### [WHAT YOU SHOULD DO]
Rewrite the entries from the line holding "header-segment: 核心环节 <box>7 41 149 74</box>" through the line holding "segment-cell: 大模型算法 <box>7 167 149 243</box>", both included, replacing "segment-cell" with "category-cell" and leaving everything else unchanged. Return only those lines.

### [MATERIAL PROVIDED]

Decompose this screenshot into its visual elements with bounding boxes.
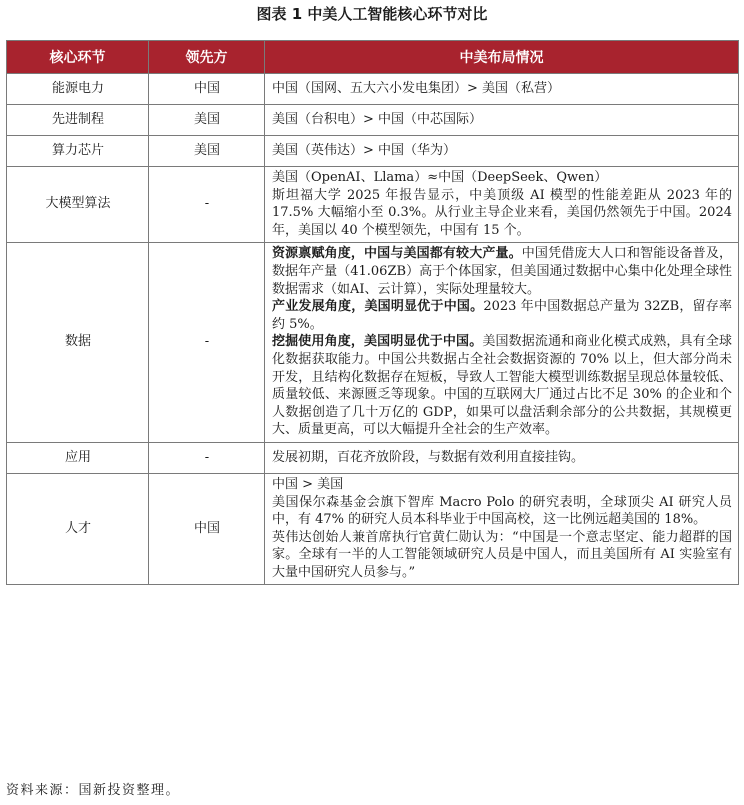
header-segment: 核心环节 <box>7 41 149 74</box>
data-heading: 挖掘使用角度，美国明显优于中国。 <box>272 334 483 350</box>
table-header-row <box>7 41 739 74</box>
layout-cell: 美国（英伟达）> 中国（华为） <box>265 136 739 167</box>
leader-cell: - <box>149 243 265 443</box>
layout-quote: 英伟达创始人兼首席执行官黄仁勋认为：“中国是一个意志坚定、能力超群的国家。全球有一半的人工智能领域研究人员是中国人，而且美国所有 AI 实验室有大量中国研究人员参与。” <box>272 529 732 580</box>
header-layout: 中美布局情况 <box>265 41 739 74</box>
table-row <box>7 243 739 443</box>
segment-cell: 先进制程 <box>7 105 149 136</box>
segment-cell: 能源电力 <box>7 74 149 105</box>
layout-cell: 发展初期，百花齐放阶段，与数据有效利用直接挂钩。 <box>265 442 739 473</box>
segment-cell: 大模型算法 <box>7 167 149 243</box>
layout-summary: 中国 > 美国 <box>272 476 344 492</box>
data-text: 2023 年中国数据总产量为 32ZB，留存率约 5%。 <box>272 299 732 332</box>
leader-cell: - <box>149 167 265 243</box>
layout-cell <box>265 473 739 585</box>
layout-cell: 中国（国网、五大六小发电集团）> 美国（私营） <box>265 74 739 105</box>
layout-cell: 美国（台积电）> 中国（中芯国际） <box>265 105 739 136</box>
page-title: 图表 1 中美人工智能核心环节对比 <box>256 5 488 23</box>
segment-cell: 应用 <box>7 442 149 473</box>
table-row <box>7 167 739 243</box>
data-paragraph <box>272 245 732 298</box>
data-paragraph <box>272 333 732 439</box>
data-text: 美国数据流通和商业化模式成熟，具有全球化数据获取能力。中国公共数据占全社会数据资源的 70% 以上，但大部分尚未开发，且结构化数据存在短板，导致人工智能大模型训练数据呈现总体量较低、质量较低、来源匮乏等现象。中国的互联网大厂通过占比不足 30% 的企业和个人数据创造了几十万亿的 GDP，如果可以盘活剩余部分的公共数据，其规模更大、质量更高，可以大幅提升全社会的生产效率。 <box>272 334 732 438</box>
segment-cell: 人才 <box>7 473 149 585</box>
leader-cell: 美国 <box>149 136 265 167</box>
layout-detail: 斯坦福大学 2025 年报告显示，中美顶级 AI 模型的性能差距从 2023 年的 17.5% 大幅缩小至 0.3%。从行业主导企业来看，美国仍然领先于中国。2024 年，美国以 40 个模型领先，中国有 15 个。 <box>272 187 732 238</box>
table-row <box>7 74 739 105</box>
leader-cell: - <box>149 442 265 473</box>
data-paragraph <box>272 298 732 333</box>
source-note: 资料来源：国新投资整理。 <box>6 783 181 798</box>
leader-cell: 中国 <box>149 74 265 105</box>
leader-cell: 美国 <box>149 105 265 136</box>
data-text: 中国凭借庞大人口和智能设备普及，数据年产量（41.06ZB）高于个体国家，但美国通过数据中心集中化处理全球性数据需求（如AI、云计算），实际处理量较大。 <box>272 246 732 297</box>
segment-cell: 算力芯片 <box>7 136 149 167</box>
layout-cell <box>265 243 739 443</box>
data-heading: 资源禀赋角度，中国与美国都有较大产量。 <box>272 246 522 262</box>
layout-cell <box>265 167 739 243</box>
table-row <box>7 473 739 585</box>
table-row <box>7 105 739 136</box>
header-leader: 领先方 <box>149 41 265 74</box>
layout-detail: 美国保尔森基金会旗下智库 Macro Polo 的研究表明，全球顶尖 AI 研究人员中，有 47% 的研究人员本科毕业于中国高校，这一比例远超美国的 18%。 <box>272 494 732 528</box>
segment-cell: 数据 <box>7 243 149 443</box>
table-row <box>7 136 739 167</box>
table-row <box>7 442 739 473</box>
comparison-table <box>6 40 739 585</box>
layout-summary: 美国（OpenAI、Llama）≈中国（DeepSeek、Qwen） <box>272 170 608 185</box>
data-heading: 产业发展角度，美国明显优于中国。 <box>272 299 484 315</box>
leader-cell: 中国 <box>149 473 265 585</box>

### [TASK SOLUTION]
header-segment: 核心环节 <box>7 41 149 74</box>
data-heading: 挖掘使用角度，美国明显优于中国。 <box>272 334 483 350</box>
table-header-row <box>7 41 739 74</box>
layout-cell: 美国（英伟达）> 中国（华为） <box>265 136 739 167</box>
leader-cell: - <box>149 243 265 443</box>
layout-quote: 英伟达创始人兼首席执行官黄仁勋认为：“中国是一个意志坚定、能力超群的国家。全球有一半的人工智能领域研究人员是中国人，而且美国所有 AI 实验室有大量中国研究人员参与。” <box>272 529 732 580</box>
header-layout: 中美布局情况 <box>265 41 739 74</box>
table-row <box>7 243 739 443</box>
category-cell: 先进制程 <box>7 105 149 136</box>
category-cell: 能源电力 <box>7 74 149 105</box>
layout-cell: 发展初期，百花齐放阶段，与数据有效利用直接挂钩。 <box>265 442 739 473</box>
category-cell: 大模型算法 <box>7 167 149 243</box>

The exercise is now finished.